#### Given text
— start —

Her first album, Just Another Diamond Day,  produced by Boyd and recorded with Robert Kirby (who did the string arrangements for Nick Drake’s records) and members of Fairport Convention and The Incredible String Band came out in 1970, but sales were discouraging and Bunyan left the music industry to raise her children. Unbeknownst to Bunyan herself, the record became an object of fierce cult adoration, selling for big bucks on eBay and inspiring the likes of Devendra Banhart and Joanna Newsom. Just Another Diamond Day was reissued in 2000 and the title track was used in a memorable T-Mobile advertisement. It only took 35 years for her follow-up album, Lookaftering to appear to near unanimous praise. Good things come to those who wait. And wait. And wait…

She’s back with a new album, Heartleap, but this one’s only been brewing since 2008. It’s a delicate, intimate, gorgeous album—timeless really—and unlike anything else currently on offer. Interestingly, it’s practically a hand-crafted affair, with Bunyan writing, arranging, performing, recording and doing most of the post production herself on Pro Tools.

I asked Vashti Bunyan a few questions over email:

Adam Peters is one of my best friends, and when he came home after the Syd Barrett tribute concert in London in 2007, even after working with all those legends YOU were the one that he couldn’t stop raving about. I see in the liner notes that some of the album was recorded in his home studio in Topanga Canyon.

Vashti Bunyan: It was so great meeting Adam and Korinna at the Syd Barrett show. I remember the whole show so fondly. When they offered me their studio and small Topanga apartment in the summer of 2008 I jumped at the chance. Both my sons and a grandson live in Los Angeles and so I had other good reasons to be there.

— end —

#### Rows
— start —

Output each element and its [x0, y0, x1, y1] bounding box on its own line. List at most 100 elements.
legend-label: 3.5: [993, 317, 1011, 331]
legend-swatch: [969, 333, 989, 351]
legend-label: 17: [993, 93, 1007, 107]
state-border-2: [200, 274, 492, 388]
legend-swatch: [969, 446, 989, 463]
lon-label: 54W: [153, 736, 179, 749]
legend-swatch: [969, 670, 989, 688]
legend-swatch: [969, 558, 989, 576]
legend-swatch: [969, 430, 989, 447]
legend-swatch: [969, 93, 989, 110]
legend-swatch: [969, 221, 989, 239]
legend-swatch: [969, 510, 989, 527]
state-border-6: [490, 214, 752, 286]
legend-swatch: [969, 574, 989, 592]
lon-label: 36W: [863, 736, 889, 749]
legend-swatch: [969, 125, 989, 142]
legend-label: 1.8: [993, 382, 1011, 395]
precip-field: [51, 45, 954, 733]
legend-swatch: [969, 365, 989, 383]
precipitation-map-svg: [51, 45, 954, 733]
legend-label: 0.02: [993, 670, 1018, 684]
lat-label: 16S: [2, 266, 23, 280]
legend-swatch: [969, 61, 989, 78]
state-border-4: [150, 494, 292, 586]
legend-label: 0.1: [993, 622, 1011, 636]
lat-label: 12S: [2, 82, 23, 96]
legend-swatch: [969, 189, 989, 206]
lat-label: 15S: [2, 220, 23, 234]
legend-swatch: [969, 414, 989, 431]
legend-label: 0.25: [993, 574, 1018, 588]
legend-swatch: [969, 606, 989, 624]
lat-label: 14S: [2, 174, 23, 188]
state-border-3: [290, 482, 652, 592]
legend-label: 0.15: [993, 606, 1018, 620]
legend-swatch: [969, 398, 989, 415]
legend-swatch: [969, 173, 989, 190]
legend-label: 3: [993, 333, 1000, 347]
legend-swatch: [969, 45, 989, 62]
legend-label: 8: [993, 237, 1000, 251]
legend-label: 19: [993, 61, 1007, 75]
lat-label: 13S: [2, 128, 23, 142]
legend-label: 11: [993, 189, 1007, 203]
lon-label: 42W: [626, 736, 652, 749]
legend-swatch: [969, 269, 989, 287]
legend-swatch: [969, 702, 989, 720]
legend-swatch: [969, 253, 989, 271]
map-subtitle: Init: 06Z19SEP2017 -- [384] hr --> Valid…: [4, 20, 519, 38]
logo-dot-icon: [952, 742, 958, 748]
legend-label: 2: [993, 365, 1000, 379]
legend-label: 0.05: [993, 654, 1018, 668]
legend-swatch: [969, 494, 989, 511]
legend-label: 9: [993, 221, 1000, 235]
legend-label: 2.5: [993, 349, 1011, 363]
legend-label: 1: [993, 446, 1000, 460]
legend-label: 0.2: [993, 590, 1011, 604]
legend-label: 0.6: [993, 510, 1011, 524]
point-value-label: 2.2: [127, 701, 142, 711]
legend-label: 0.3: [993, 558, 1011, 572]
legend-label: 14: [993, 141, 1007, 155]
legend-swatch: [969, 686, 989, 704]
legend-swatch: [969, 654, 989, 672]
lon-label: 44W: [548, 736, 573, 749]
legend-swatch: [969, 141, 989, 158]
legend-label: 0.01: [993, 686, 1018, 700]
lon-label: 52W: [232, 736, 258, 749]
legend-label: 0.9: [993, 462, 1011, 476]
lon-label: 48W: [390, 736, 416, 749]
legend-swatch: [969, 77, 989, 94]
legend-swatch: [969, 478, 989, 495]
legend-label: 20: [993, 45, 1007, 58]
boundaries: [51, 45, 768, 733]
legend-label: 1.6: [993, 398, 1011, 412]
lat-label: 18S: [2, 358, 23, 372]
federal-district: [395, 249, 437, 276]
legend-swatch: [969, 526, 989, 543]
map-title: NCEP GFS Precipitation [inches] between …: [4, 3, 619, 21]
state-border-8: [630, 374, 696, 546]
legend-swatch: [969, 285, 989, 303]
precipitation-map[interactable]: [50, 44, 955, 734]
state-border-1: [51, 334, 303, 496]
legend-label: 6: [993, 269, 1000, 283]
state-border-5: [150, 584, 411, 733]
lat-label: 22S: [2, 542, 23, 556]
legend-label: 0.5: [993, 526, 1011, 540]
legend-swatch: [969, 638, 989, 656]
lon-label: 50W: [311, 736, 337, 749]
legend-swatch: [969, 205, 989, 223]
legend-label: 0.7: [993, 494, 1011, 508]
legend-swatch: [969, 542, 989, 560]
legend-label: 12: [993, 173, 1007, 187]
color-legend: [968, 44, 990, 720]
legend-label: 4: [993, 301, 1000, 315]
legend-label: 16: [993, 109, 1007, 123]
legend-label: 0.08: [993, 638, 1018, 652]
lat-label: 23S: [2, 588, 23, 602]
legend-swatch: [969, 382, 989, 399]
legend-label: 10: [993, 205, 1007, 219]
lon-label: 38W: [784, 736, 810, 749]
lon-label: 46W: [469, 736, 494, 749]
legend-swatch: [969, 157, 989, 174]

— end —

#### The tasks
1) Print the passage of the Vashti Bunyan piece between "She’s back with" and "on Pro Tools.", inclusive, copying it word for word.
2) Output the lines of the entries from their very first line through the line holding "legend-swatch: [969, 670, 989, 688]", inclusive, reproducing each one unchanged.

#### Solved tasks
1)
She’s back with a new album, Heartleap, but this one’s only been brewing since 2008. It’s a delicate, intimate, gorgeous album—timeless really—and unlike anything else currently on offer. Interestingly, it’s practically a hand-crafted affair, with Bunyan writing, arranging, performing, recording and doing most of the post production herself on Pro Tools.

2)
Output each element and its [x0, y0, x1, y1] bounding box on its own line. List at most 100 elements.
legend-label: 3.5: [993, 317, 1011, 331]
legend-swatch: [969, 333, 989, 351]
legend-label: 17: [993, 93, 1007, 107]
state-border-2: [200, 274, 492, 388]
legend-swatch: [969, 446, 989, 463]
lon-label: 54W: [153, 736, 179, 749]
legend-swatch: [969, 670, 989, 688]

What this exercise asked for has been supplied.